STATED TASK: For the data below, work out how many lines contain the word "source" and supply only that number.

Dataset rows:
— BEGIN —

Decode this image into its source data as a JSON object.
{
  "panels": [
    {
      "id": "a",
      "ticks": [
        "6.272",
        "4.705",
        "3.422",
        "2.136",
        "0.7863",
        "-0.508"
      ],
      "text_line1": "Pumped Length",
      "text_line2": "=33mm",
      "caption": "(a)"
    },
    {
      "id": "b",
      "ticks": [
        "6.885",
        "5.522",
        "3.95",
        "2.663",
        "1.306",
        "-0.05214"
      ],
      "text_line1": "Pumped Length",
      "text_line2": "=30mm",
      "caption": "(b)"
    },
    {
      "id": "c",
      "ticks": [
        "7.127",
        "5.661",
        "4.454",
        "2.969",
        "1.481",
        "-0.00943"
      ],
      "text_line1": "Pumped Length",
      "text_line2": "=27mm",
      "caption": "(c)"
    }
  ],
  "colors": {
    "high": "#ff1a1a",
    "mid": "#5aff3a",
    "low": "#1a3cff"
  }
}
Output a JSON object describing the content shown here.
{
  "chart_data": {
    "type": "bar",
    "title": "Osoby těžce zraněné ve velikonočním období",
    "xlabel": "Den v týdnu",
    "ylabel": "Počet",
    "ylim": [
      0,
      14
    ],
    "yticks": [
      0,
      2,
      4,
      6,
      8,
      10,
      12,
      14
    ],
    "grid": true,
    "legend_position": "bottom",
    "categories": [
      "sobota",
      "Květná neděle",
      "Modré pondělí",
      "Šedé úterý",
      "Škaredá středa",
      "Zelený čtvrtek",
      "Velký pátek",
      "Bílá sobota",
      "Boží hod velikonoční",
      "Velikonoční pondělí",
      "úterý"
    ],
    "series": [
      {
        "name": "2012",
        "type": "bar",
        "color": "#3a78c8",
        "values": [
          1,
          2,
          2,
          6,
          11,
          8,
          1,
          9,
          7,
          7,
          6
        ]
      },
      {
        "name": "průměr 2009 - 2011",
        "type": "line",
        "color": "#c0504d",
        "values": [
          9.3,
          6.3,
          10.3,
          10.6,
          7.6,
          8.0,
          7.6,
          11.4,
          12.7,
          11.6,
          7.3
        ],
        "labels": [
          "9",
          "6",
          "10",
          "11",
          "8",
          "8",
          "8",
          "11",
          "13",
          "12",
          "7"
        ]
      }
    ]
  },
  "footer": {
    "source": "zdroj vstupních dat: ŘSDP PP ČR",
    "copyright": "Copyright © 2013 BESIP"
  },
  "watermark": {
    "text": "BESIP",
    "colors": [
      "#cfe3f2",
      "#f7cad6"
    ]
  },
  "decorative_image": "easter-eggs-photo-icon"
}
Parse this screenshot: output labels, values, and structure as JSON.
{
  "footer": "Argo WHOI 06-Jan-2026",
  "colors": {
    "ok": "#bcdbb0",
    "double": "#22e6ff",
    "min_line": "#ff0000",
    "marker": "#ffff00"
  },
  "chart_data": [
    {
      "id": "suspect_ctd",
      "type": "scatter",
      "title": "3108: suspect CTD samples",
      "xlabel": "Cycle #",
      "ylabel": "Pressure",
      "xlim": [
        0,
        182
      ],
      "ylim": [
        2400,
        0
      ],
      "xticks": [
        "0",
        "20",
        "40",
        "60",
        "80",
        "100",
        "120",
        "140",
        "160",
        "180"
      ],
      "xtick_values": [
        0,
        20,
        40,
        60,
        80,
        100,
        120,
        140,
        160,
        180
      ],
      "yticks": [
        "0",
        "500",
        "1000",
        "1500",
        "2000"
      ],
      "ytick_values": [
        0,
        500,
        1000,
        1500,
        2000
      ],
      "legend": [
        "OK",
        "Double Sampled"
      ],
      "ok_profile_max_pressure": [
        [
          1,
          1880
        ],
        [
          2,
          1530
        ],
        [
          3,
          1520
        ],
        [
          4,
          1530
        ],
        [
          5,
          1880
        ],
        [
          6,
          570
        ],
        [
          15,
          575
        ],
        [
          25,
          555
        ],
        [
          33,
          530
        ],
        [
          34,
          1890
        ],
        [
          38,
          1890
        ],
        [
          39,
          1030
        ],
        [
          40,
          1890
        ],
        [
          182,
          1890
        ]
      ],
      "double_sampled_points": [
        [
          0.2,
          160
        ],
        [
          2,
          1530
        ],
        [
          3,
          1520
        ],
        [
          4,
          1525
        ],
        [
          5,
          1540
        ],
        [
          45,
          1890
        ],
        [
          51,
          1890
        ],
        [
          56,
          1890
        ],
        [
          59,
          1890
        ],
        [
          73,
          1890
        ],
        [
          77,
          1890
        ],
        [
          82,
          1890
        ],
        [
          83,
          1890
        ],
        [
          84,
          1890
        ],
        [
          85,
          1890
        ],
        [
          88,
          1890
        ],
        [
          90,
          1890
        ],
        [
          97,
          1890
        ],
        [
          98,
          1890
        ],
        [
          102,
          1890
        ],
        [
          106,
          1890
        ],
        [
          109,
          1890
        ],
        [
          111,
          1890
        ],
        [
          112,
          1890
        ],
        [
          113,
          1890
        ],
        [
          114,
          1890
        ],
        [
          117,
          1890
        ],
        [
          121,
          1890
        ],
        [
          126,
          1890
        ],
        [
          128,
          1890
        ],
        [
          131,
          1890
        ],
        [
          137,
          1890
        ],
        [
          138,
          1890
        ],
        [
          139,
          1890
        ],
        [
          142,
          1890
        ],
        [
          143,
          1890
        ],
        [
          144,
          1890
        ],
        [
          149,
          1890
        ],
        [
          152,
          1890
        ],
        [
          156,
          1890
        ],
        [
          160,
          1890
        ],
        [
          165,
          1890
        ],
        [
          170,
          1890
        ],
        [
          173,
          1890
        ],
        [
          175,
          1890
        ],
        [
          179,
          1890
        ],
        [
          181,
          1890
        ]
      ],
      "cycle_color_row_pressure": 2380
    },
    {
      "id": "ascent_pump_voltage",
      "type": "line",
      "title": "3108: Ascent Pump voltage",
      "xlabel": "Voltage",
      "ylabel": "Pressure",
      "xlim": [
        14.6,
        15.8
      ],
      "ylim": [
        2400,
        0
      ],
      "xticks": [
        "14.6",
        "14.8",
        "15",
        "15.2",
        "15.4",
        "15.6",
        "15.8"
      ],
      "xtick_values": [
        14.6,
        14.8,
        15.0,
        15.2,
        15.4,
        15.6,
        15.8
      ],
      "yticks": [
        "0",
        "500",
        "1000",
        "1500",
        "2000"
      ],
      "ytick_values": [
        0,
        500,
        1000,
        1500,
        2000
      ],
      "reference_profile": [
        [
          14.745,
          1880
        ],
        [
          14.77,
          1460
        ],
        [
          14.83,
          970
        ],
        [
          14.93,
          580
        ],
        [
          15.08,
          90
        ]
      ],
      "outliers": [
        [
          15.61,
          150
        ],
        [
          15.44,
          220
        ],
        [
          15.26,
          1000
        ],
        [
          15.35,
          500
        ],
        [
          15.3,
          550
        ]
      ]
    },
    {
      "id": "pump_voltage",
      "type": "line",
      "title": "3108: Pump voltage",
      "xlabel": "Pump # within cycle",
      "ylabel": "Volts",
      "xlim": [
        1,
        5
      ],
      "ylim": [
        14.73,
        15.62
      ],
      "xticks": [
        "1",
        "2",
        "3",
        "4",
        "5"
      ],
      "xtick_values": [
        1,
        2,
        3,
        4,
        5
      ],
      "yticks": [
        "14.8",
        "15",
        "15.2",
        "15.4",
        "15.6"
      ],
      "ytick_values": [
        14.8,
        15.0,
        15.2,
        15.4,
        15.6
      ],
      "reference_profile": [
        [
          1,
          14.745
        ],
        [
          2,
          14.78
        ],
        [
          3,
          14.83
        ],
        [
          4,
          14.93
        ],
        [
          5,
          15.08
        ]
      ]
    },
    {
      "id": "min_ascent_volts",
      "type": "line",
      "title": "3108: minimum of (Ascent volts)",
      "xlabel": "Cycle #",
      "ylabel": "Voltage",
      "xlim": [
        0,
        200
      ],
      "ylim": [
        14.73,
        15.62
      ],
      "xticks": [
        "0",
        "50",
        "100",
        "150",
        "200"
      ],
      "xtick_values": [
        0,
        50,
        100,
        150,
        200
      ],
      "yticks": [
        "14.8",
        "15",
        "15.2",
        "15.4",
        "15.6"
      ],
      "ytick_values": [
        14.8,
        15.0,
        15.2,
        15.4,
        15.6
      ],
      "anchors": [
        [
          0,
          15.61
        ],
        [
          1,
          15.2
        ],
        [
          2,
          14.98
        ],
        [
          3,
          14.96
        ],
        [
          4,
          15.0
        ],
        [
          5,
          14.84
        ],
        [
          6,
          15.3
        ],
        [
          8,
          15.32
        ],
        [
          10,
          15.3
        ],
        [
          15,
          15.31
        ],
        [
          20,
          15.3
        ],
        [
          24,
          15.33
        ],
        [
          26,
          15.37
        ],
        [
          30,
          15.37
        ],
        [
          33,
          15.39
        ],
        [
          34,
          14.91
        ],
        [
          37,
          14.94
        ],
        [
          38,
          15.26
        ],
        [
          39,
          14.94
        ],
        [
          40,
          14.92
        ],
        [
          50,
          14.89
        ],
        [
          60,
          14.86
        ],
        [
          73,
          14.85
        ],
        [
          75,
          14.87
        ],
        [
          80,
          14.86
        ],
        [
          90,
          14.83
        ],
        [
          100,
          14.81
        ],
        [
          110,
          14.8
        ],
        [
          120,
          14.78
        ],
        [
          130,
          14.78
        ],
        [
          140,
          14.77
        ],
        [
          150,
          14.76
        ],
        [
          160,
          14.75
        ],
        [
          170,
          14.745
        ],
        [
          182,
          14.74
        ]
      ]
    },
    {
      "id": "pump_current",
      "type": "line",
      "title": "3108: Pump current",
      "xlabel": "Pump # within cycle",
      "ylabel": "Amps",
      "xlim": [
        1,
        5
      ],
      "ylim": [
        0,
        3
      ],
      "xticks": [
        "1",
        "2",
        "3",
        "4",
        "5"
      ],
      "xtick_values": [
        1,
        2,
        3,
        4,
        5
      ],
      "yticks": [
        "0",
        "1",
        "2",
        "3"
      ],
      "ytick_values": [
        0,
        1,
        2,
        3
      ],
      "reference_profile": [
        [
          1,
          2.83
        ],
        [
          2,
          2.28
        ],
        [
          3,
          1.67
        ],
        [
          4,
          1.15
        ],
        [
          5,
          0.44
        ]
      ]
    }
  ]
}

— END —

REPLY: 2